**WHAT THIS TASK INVOLVES:** Filter the entries and keep only the lines where the string "booking" appears.

Part of a data file
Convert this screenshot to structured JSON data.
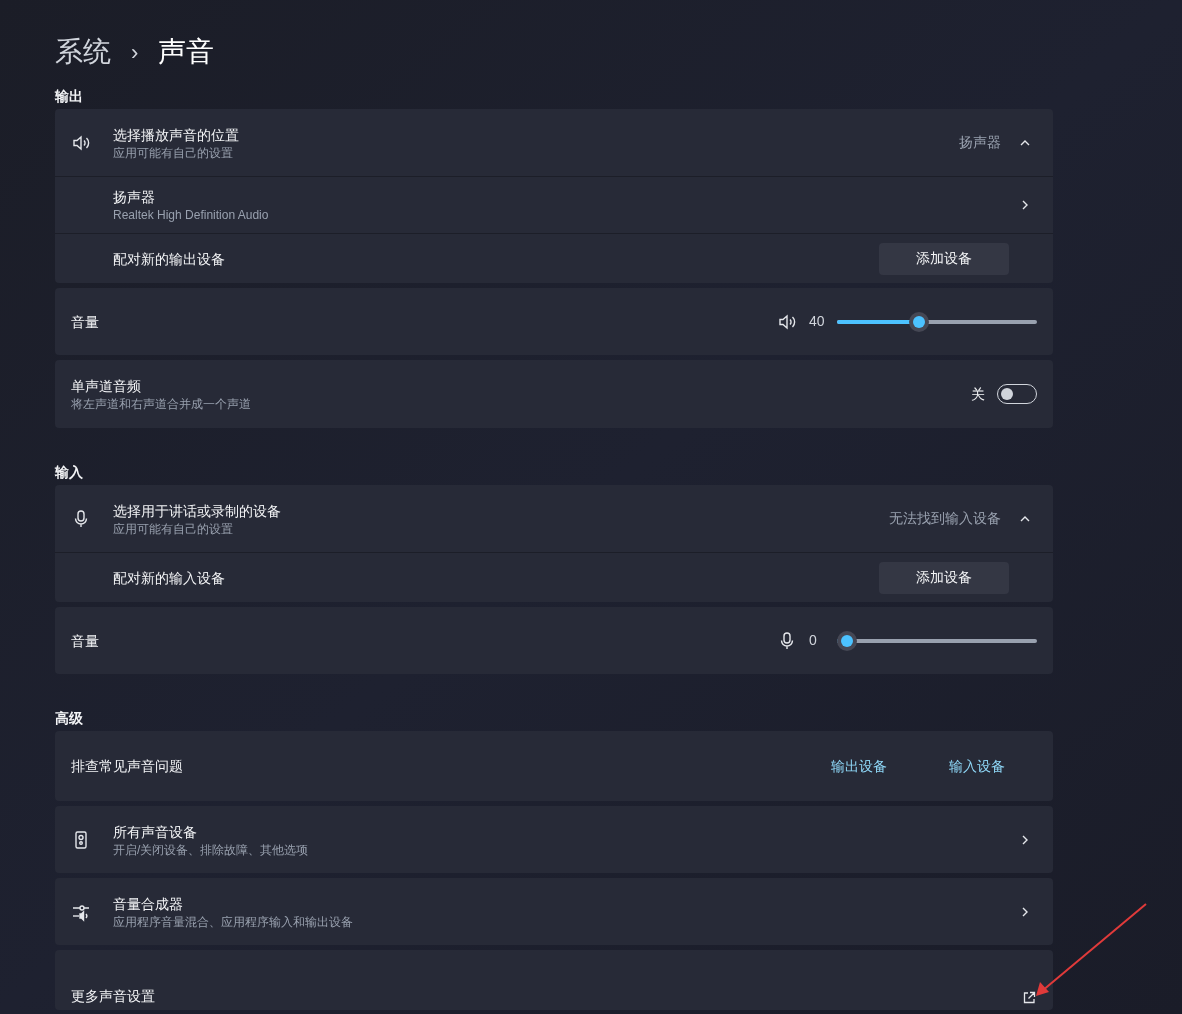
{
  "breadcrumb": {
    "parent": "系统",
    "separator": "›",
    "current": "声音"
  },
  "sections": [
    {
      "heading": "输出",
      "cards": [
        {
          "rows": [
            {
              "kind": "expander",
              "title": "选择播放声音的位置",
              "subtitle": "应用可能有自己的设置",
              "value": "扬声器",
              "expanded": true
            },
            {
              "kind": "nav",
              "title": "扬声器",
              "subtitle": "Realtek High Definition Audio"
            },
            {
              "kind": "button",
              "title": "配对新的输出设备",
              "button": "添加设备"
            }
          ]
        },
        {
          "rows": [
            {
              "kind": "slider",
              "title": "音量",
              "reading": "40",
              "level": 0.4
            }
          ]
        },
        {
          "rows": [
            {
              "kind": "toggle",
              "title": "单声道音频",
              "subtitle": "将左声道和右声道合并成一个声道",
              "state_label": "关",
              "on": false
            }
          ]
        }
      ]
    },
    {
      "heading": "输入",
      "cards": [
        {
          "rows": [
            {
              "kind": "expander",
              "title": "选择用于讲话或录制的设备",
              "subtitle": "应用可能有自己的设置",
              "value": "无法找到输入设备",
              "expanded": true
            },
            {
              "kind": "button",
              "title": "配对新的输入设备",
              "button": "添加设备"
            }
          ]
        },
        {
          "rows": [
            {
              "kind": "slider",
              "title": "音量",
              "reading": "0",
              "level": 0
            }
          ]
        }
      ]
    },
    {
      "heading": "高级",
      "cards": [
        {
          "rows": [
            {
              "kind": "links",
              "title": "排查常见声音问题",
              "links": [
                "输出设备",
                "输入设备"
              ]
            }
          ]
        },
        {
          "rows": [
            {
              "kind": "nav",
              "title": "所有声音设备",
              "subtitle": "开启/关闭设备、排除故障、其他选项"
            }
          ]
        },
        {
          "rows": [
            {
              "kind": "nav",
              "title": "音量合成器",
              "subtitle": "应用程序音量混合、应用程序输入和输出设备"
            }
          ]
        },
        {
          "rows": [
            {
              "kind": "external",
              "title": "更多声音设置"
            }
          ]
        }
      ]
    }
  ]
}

==

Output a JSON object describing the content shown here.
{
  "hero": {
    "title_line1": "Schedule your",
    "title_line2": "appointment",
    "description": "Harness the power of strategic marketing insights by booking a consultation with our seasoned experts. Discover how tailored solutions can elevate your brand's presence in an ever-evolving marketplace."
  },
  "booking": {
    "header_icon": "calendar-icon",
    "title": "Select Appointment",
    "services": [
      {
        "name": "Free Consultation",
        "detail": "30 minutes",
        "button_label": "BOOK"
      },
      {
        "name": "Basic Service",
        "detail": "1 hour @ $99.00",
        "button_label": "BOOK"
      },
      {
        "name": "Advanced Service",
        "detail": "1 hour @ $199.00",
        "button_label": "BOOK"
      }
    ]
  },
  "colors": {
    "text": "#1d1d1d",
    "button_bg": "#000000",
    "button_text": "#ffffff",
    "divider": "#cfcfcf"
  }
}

* * *

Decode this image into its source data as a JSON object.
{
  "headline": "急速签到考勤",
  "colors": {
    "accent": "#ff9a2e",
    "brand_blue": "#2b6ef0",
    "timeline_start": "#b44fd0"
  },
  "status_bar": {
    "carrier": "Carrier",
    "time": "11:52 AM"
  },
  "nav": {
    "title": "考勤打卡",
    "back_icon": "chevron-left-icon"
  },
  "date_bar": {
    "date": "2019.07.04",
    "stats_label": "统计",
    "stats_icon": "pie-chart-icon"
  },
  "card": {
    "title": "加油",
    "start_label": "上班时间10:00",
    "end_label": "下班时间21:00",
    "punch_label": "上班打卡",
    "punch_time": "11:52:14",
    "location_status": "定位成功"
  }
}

**ANSWER TO THIS TASK:**
    "description": "Harness the power of strategic marketing insights by booking a consultation with our seasoned experts. Discover how tailored solutions can elevate your brand's presence in an ever-evolving marketplace."
  "booking": {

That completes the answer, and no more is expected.